#### Written task:
Reproduce the listing with every "body-paragraph" renamed to "text-block", keeping everything else the same.

#### Data in this exercise:
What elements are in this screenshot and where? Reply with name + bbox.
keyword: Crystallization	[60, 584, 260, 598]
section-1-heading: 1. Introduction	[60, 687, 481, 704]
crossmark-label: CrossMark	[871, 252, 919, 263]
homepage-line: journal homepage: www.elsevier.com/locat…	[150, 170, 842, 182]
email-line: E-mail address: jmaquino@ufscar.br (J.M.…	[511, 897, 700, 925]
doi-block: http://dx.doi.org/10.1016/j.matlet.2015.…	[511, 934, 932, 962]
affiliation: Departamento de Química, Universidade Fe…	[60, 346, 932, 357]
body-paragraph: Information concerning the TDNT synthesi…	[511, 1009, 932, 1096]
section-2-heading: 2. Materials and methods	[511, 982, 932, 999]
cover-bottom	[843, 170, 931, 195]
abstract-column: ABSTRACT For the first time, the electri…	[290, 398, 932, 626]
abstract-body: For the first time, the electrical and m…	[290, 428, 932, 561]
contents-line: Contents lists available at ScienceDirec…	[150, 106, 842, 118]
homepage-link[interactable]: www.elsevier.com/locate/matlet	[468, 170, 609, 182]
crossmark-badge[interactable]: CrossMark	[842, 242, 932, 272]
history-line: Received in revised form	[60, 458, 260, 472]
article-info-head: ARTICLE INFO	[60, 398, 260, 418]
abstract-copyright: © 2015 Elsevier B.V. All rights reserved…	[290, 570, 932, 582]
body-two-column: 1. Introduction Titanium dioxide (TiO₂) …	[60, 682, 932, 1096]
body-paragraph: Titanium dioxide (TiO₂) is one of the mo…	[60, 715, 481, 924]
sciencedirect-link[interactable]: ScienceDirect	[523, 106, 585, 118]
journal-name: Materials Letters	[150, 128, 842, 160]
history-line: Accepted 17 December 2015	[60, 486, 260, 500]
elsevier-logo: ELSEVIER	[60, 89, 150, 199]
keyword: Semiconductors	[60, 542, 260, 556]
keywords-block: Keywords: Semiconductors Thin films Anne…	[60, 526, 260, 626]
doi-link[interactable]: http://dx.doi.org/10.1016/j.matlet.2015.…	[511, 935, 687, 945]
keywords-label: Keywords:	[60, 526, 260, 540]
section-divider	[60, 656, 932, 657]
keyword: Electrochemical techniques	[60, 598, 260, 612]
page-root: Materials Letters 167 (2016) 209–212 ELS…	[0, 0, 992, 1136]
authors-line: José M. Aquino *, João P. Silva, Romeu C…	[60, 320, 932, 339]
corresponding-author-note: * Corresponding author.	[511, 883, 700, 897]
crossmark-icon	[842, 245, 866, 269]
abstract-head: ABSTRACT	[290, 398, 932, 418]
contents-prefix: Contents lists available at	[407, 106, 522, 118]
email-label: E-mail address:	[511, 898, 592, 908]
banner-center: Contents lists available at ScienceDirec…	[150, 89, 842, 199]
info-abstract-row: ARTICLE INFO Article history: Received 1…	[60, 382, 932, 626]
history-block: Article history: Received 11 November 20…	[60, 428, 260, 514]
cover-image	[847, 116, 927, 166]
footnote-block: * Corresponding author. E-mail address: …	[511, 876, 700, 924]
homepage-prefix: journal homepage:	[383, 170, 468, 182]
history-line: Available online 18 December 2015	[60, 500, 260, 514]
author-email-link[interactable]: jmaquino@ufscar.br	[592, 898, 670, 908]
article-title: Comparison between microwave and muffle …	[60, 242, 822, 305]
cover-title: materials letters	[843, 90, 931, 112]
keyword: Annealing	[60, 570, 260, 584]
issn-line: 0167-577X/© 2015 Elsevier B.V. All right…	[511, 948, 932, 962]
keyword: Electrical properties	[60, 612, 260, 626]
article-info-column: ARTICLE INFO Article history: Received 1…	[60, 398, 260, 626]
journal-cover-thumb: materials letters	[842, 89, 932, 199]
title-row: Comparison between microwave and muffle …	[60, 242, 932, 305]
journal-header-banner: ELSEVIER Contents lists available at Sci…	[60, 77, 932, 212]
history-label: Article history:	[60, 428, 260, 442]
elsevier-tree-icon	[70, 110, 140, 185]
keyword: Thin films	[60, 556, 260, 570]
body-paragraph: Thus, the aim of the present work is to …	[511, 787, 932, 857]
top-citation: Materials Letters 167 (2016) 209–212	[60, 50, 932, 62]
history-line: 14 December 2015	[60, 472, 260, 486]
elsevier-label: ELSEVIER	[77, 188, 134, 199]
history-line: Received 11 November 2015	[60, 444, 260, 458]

#### Answer:
What elements are in this screenshot and where? Reply with name + bbox.
keyword: Crystallization	[60, 584, 260, 598]
section-1-heading: 1. Introduction	[60, 687, 481, 704]
crossmark-label: CrossMark	[871, 252, 919, 263]
homepage-line: journal homepage: www.elsevier.com/locat…	[150, 170, 842, 182]
email-line: E-mail address: jmaquino@ufscar.br (J.M.…	[511, 897, 700, 925]
doi-block: http://dx.doi.org/10.1016/j.matlet.2015.…	[511, 934, 932, 962]
affiliation: Departamento de Química, Universidade Fe…	[60, 346, 932, 357]
text-block: Information concerning the TDNT synthesi…	[511, 1009, 932, 1096]
section-2-heading: 2. Materials and methods	[511, 982, 932, 999]
cover-bottom	[843, 170, 931, 195]
abstract-column: ABSTRACT For the first time, the electri…	[290, 398, 932, 626]
abstract-body: For the first time, the electrical and m…	[290, 428, 932, 561]
contents-line: Contents lists available at ScienceDirec…	[150, 106, 842, 118]
homepage-link[interactable]: www.elsevier.com/locate/matlet	[468, 170, 609, 182]
crossmark-badge[interactable]: CrossMark	[842, 242, 932, 272]
history-line: Received in revised form	[60, 458, 260, 472]
article-info-head: ARTICLE INFO	[60, 398, 260, 418]
abstract-copyright: © 2015 Elsevier B.V. All rights reserved…	[290, 570, 932, 582]
body-two-column: 1. Introduction Titanium dioxide (TiO₂) …	[60, 682, 932, 1096]
text-block: Titanium dioxide (TiO₂) is one of the mo…	[60, 715, 481, 924]
sciencedirect-link[interactable]: ScienceDirect	[523, 106, 585, 118]
journal-name: Materials Letters	[150, 128, 842, 160]
history-line: Accepted 17 December 2015	[60, 486, 260, 500]
elsevier-logo: ELSEVIER	[60, 89, 150, 199]
keyword: Semiconductors	[60, 542, 260, 556]
keywords-block: Keywords: Semiconductors Thin films Anne…	[60, 526, 260, 626]
doi-link[interactable]: http://dx.doi.org/10.1016/j.matlet.2015.…	[511, 935, 687, 945]
keywords-label: Keywords:	[60, 526, 260, 540]
section-divider	[60, 656, 932, 657]
keyword: Electrochemical techniques	[60, 598, 260, 612]
page-root: Materials Letters 167 (2016) 209–212 ELS…	[0, 0, 992, 1136]
authors-line: José M. Aquino *, João P. Silva, Romeu C…	[60, 320, 932, 339]
corresponding-author-note: * Corresponding author.	[511, 883, 700, 897]
crossmark-icon	[842, 245, 866, 269]
abstract-head: ABSTRACT	[290, 398, 932, 418]
contents-prefix: Contents lists available at	[407, 106, 522, 118]
email-label: E-mail address:	[511, 898, 592, 908]
banner-center: Contents lists available at ScienceDirec…	[150, 89, 842, 199]
info-abstract-row: ARTICLE INFO Article history: Received 1…	[60, 382, 932, 626]
history-block: Article history: Received 11 November 20…	[60, 428, 260, 514]
cover-image	[847, 116, 927, 166]
footnote-block: * Corresponding author. E-mail address: …	[511, 876, 700, 924]
homepage-prefix: journal homepage:	[383, 170, 468, 182]
history-line: Available online 18 December 2015	[60, 500, 260, 514]
author-email-link[interactable]: jmaquino@ufscar.br	[592, 898, 670, 908]
article-title: Comparison between microwave and muffle …	[60, 242, 822, 305]
cover-title: materials letters	[843, 90, 931, 112]
keyword: Annealing	[60, 570, 260, 584]
issn-line: 0167-577X/© 2015 Elsevier B.V. All right…	[511, 948, 932, 962]
keyword: Electrical properties	[60, 612, 260, 626]
article-info-column: ARTICLE INFO Article history: Received 1…	[60, 398, 260, 626]
journal-cover-thumb: materials letters	[842, 89, 932, 199]
title-row: Comparison between microwave and muffle …	[60, 242, 932, 305]
journal-header-banner: ELSEVIER Contents lists available at Sci…	[60, 77, 932, 212]
history-label: Article history:	[60, 428, 260, 442]
elsevier-tree-icon	[70, 110, 140, 185]
keyword: Thin films	[60, 556, 260, 570]
text-block: Thus, the aim of the present work is to …	[511, 787, 932, 857]
top-citation: Materials Letters 167 (2016) 209–212	[60, 50, 932, 62]
history-line: 14 December 2015	[60, 472, 260, 486]
elsevier-label: ELSEVIER	[77, 188, 134, 199]
history-line: Received 11 November 2015	[60, 444, 260, 458]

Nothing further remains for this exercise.